» Exercise aim: Retype each line exactly. Skip images.

» Rows:

§ §

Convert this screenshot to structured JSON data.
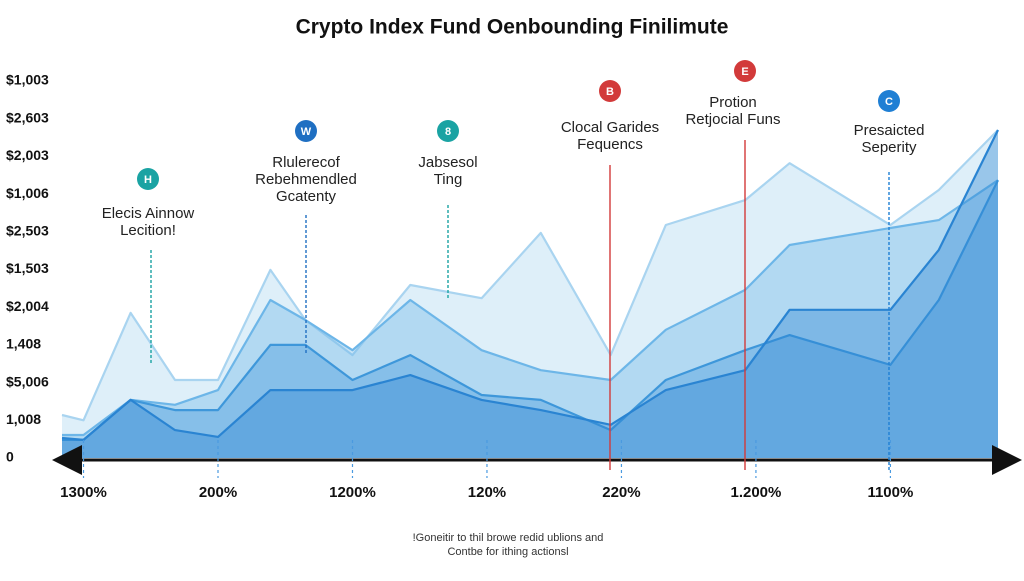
{
  "chart_data": {
    "type": "area",
    "title": "Crypto Index Fund Oenbounding Finilimute",
    "xlim": [
      -0.16,
      6.8
    ],
    "xticks": [
      {
        "value": 0,
        "label": "1300%"
      },
      {
        "value": 1,
        "label": "200%"
      },
      {
        "value": 2,
        "label": "1200%"
      },
      {
        "value": 3,
        "label": "120%"
      },
      {
        "value": 4,
        "label": "220%"
      },
      {
        "value": 5,
        "label": "1.200%"
      },
      {
        "value": 6,
        "label": "1100%"
      }
    ],
    "ylim": [
      0,
      10
    ],
    "yticks": [
      0,
      {
        "value": 1,
        "label": "1,008"
      },
      {
        "value": 2,
        "label": "$5,006"
      },
      {
        "value": 3,
        "label": "1,408"
      },
      {
        "value": 4,
        "label": "$2,004"
      },
      {
        "value": 5,
        "label": "$1,503"
      },
      {
        "value": 6,
        "label": "$2,503"
      },
      {
        "value": 7,
        "label": "$1,006"
      },
      {
        "value": 8,
        "label": "$2,003"
      },
      {
        "value": 9,
        "label": "$2,603"
      },
      {
        "value": 10,
        "label": "$1,003"
      }
    ],
    "x": [
      -0.16,
      0,
      0.35,
      0.68,
      1,
      1.39,
      1.65,
      2,
      2.43,
      2.96,
      3.4,
      3.92,
      4.33,
      4.92,
      5.25,
      6,
      6.36,
      6.8
    ],
    "series": [
      {
        "color": "#a9d4f0",
        "values": [
          1.14,
          1.0,
          3.85,
          2.07,
          2.07,
          4.99,
          3.66,
          2.73,
          4.59,
          4.24,
          5.97,
          2.73,
          6.18,
          6.84,
          7.82,
          6.18,
          7.11,
          8.7
        ]
      },
      {
        "color": "#6db6e8",
        "values": [
          0.61,
          0.61,
          1.54,
          1.41,
          1.8,
          4.19,
          3.66,
          2.86,
          4.19,
          2.86,
          2.33,
          2.07,
          3.4,
          4.46,
          5.65,
          6.1,
          6.31,
          7.37
        ]
      },
      {
        "color": "#3e97da",
        "values": [
          0.48,
          0.48,
          1.54,
          1.27,
          1.27,
          3.0,
          3.0,
          2.07,
          2.73,
          1.67,
          1.54,
          0.74,
          2.07,
          2.86,
          3.26,
          2.47,
          4.19,
          7.37
        ]
      },
      {
        "color": "#2a84d2",
        "values": [
          0.53,
          0.48,
          1.54,
          0.74,
          0.56,
          1.8,
          1.8,
          1.8,
          2.2,
          1.54,
          1.27,
          0.88,
          1.8,
          2.33,
          3.93,
          3.93,
          5.52,
          8.7
        ]
      }
    ],
    "annotations": [
      {
        "icon": "H",
        "color": "#1aa3a3",
        "lines": [
          "Elecis Ainnow",
          "Lecition!"
        ]
      },
      {
        "icon": "W",
        "color": "#1f6fc2",
        "lines": [
          "Rlulerecof",
          "Rebehmendled",
          "Gcatenty"
        ]
      },
      {
        "icon": "8",
        "color": "#1aa3a3",
        "lines": [
          "Jabsesol",
          "Ting"
        ]
      },
      {
        "icon": "B",
        "color": "#d23a3a",
        "lines": [
          "Clocal Garides",
          "Fequencs"
        ]
      },
      {
        "icon": "E",
        "color": "#d23a3a",
        "lines": [
          "Protion",
          "Retjocial Funs"
        ]
      },
      {
        "icon": "C",
        "color": "#1f7fd4",
        "lines": [
          "Presaicted",
          "Seperity"
        ]
      }
    ],
    "footnote": [
      "!Goneitir to thil browe redid ublions and",
      "Contbe for ithing actionsl"
    ]
  }
}
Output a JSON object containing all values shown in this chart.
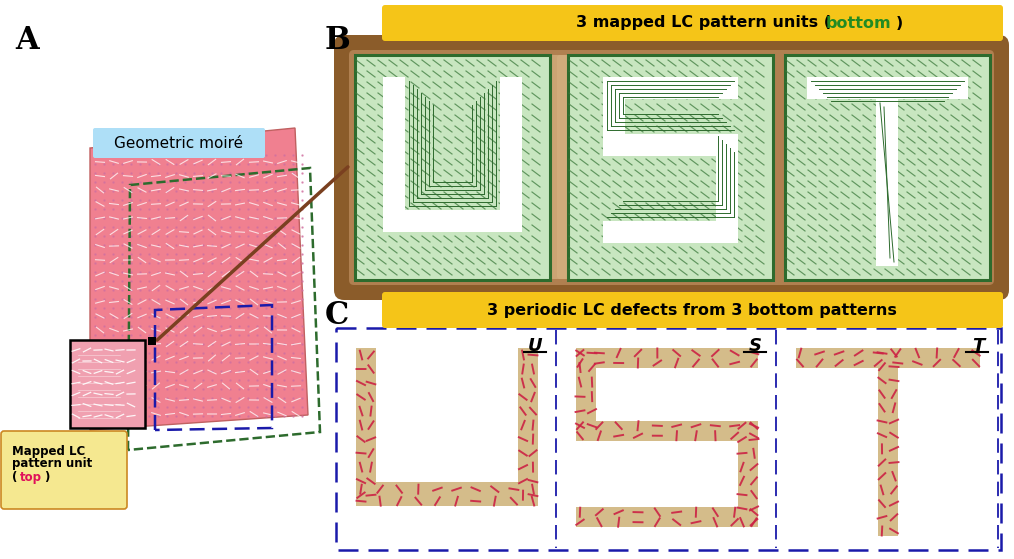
{
  "fig_width": 10.14,
  "fig_height": 5.59,
  "bg_color": "#ffffff",
  "label_A": "A",
  "label_B": "B",
  "label_C": "C",
  "geo_moire_text": "Geometric moiré",
  "geo_moire_bg": "#aedff7",
  "panel_BC_title_bg": "#f5c518",
  "panel_B_title_bold_color": "#228B22",
  "panel_C_title": "3 periodic LC defects from 3 bottom patterns",
  "pink_color": "#f08090",
  "green_border": "#2d6b2d",
  "green_fill": "#c8e6c0",
  "mapped_lc_bold_color": "#e0105a",
  "blue_dash_color": "#1a1aaa",
  "tan_color": "#d4bc8a",
  "red_dash_color": "#cc2244",
  "brown_color": "#8B5C2A"
}
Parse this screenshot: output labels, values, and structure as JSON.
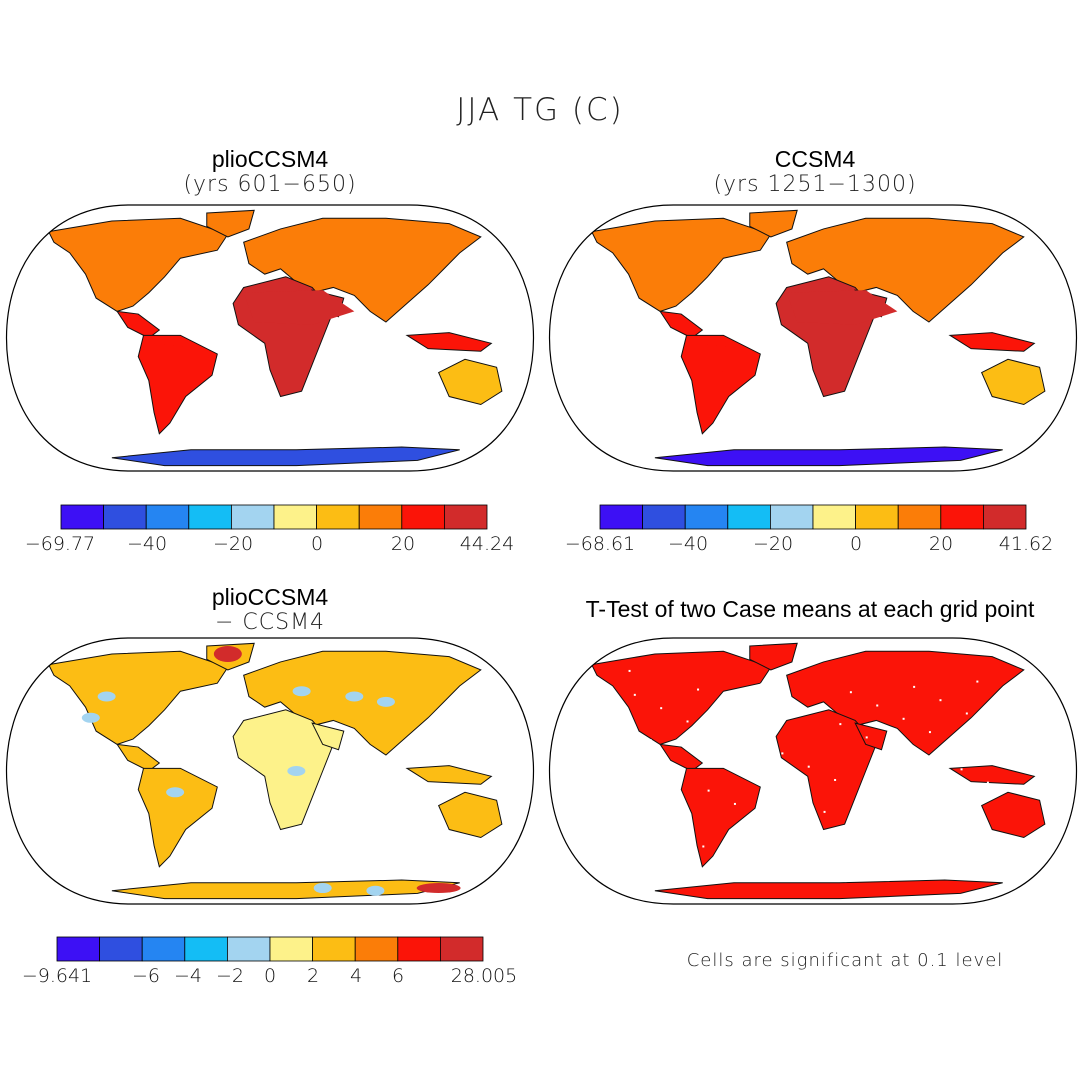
{
  "title": "JJA TG (C)",
  "panels": [
    {
      "title": "plioCCSM4",
      "subtitle": "(yrs 601−650)",
      "scheme": "plio"
    },
    {
      "title": "CCSM4",
      "subtitle": "(yrs 1251−1300)",
      "scheme": "ccsm"
    },
    {
      "title": "plioCCSM4",
      "subtitle": "− CCSM4",
      "scheme": "diff"
    },
    {
      "title": "T-Test of two Case means at each grid point",
      "subtitle": "",
      "scheme": "ttest"
    }
  ],
  "colorbars": [
    {
      "labels": [
        "−69.77",
        "−40",
        "−20",
        "0",
        "20",
        "44.24"
      ]
    },
    {
      "labels": [
        "−68.61",
        "−40",
        "−20",
        "0",
        "20",
        "41.62"
      ]
    },
    {
      "labels": [
        "−9.641",
        "−6",
        "−4",
        "−2",
        "0",
        "2",
        "4",
        "6",
        "28.005"
      ]
    }
  ],
  "palette": [
    "#3d10f5",
    "#2f4fe0",
    "#2585f2",
    "#14bdf5",
    "#a3d4f0",
    "#fdf28a",
    "#fcbd14",
    "#fb7d08",
    "#fb1408",
    "#d22b2b"
  ],
  "land_colors": {
    "plio": {
      "north": "#fb7d08",
      "tropics": "#d22b2b",
      "mid": "#fb1408",
      "south": "#fcbd14",
      "ice": "#2f4fe0"
    },
    "ccsm": {
      "north": "#fb7d08",
      "tropics": "#d22b2b",
      "mid": "#fb1408",
      "south": "#fcbd14",
      "ice": "#3d10f5"
    },
    "diff": {
      "north": "#fcbd14",
      "tropics": "#fdf28a",
      "mid": "#fcbd14",
      "south": "#fcbd14",
      "ice": "#fcbd14"
    },
    "ttest": {
      "north": "#fb1408",
      "tropics": "#fb1408",
      "mid": "#fb1408",
      "south": "#fb1408",
      "ice": "#fb1408"
    }
  },
  "note": "Cells are significant at 0.1 level"
}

§ §

» Correct output:
Convert this screenshot to structured JSON data.
{
  "chart_data": {
    "type": "area",
    "title": "Crypto Index Fund Oenbounding Finilimute",
    "xlim": [
      -0.16,
      6.8
    ],
    "xticks": [
      {
        "value": 0,
        "label": "1300%"
      },
      {
        "value": 1,
        "label": "200%"
      },
      {
        "value": 2,
        "label": "1200%"
      },
      {
        "value": 3,
        "label": "120%"
      },
      {
        "value": 4,
        "label": "220%"
      },
      {
        "value": 5,
        "label": "1.200%"
      },
      {
        "value": 6,
        "label": "1100%"
      }
    ],
    "ylim": [
      0,
      10
    ],
    "yticks": [
      0,
      {
        "value": 1,
        "label": "1,008"
      },
      {
        "value": 2,
        "label": "$5,006"
      },
      {
        "value": 3,
        "label": "1,408"
      },
      {
        "value": 4,
        "label": "$2,004"
      },
      {
        "value": 5,
        "label": "$1,503"
      },
      {
        "value": 6,
        "label": "$2,503"
      },
      {
        "value": 7,
        "label": "$1,006"
      },
      {
        "value": 8,
        "label": "$2,003"
      },
      {
        "value": 9,
        "label": "$2,603"
      },
      {
        "value": 10,
        "label": "$1,003"
      }
    ],
    "x": [
      -0.16,
      0,
      0.35,
      0.68,
      1,
      1.39,
      1.65,
      2,
      2.43,
      2.96,
      3.4,
      3.92,
      4.33,
      4.92,
      5.25,
      6,
      6.36,
      6.8
    ],
    "series": [
      {
        "color": "#a9d4f0",
        "values": [
          1.14,
          1.0,
          3.85,
          2.07,
          2.07,
          4.99,
          3.66,
          2.73,
          4.59,
          4.24,
          5.97,
          2.73,
          6.18,
          6.84,
          7.82,
          6.18,
          7.11,
          8.7
        ]
      },
      {
        "color": "#6db6e8",
        "values": [
          0.61,
          0.61,
          1.54,
          1.41,
          1.8,
          4.19,
          3.66,
          2.86,
          4.19,
          2.86,
          2.33,
          2.07,
          3.4,
          4.46,
          5.65,
          6.1,
          6.31,
          7.37
        ]
      },
      {
        "color": "#3e97da",
        "values": [
          0.48,
          0.48,
          1.54,
          1.27,
          1.27,
          3.0,
          3.0,
          2.07,
          2.73,
          1.67,
          1.54,
          0.74,
          2.07,
          2.86,
          3.26,
          2.47,
          4.19,
          7.37
        ]
      },
      {
        "color": "#2a84d2",
        "values": [
          0.53,
          0.48,
          1.54,
          0.74,
          0.56,
          1.8,
          1.8,
          1.8,
          2.2,
          1.54,
          1.27,
          0.88,
          1.8,
          2.33,
          3.93,
          3.93,
          5.52,
          8.7
        ]
      }
    ],
    "annotations": [
      {
        "icon": "H",
        "color": "#1aa3a3",
        "lines": [
          "Elecis Ainnow",
          "Lecition!"
        ]
      },
      {
        "icon": "W",
        "color": "#1f6fc2",
        "lines": [
          "Rlulerecof",
          "Rebehmendled",
          "Gcatenty"
        ]
      },
      {
        "icon": "8",
        "color": "#1aa3a3",
        "lines": [
          "Jabsesol",
          "Ting"
        ]
      },
      {
        "icon": "B",
        "color": "#d23a3a",
        "lines": [
          "Clocal Garides",
          "Fequencs"
        ]
      },
      {
        "icon": "E",
        "color": "#d23a3a",
        "lines": [
          "Protion",
          "Retjocial Funs"
        ]
      },
      {
        "icon": "C",
        "color": "#1f7fd4",
        "lines": [
          "Presaicted",
          "Seperity"
        ]
      }
    ],
    "footnote": [
      "!Goneitir to thil browe redid ublions and",
      "Contbe for ithing actionsl"
    ]
  }
}
Output a JSON object containing all values shown in this chart.
{
  "fig_width": 10.14,
  "fig_height": 5.59,
  "bg_color": "#ffffff",
  "label_A": "A",
  "label_B": "B",
  "label_C": "C",
  "geo_moire_text": "Geometric moiré",
  "geo_moire_bg": "#aedff7",
  "panel_BC_title_bg": "#f5c518",
  "panel_B_title_bold_color": "#228B22",
  "panel_C_title": "3 periodic LC defects from 3 bottom patterns",
  "pink_color": "#f08090",
  "green_border": "#2d6b2d",
  "green_fill": "#c8e6c0",
  "mapped_lc_bold_color": "#e0105a",
  "blue_dash_color": "#1a1aaa",
  "tan_color": "#d4bc8a",
  "red_dash_color": "#cc2244",
  "brown_color": "#8B5C2A"
}
Parse this screenshot: output labels, values, and structure as JSON.
{
  "title": "JJA TG (C)",
  "panels": [
    {
      "title": "plioCCSM4",
      "subtitle": "(yrs 601−650)",
      "scheme": "plio"
    },
    {
      "title": "CCSM4",
      "subtitle": "(yrs 1251−1300)",
      "scheme": "ccsm"
    },
    {
      "title": "plioCCSM4",
      "subtitle": "− CCSM4",
      "scheme": "diff"
    },
    {
      "title": "T-Test of two Case means at each grid point",
      "subtitle": "",
      "scheme": "ttest"
    }
  ],
  "colorbars": [
    {
      "labels": [
        "−69.77",
        "−40",
        "−20",
        "0",
        "20",
        "44.24"
      ]
    },
    {
      "labels": [
        "−68.61",
        "−40",
        "−20",
        "0",
        "20",
        "41.62"
      ]
    },
    {
      "labels": [
        "−9.641",
        "−6",
        "−4",
        "−2",
        "0",
        "2",
        "4",
        "6",
        "28.005"
      ]
    }
  ],
  "palette": [
    "#3d10f5",
    "#2f4fe0",
    "#2585f2",
    "#14bdf5",
    "#a3d4f0",
    "#fdf28a",
    "#fcbd14",
    "#fb7d08",
    "#fb1408",
    "#d22b2b"
  ],
  "land_colors": {
    "plio": {
      "north": "#fb7d08",
      "tropics": "#d22b2b",
      "mid": "#fb1408",
      "south": "#fcbd14",
      "ice": "#2f4fe0"
    },
    "ccsm": {
      "north": "#fb7d08",
      "tropics": "#d22b2b",
      "mid": "#fb1408",
      "south": "#fcbd14",
      "ice": "#3d10f5"
    },
    "diff": {
      "north": "#fcbd14",
      "tropics": "#fdf28a",
      "mid": "#fcbd14",
      "south": "#fcbd14",
      "ice": "#fcbd14"
    },
    "ttest": {
      "north": "#fb1408",
      "tropics": "#fb1408",
      "mid": "#fb1408",
      "south": "#fb1408",
      "ice": "#fb1408"
    }
  },
  "note": "Cells are significant at 0.1 level"
}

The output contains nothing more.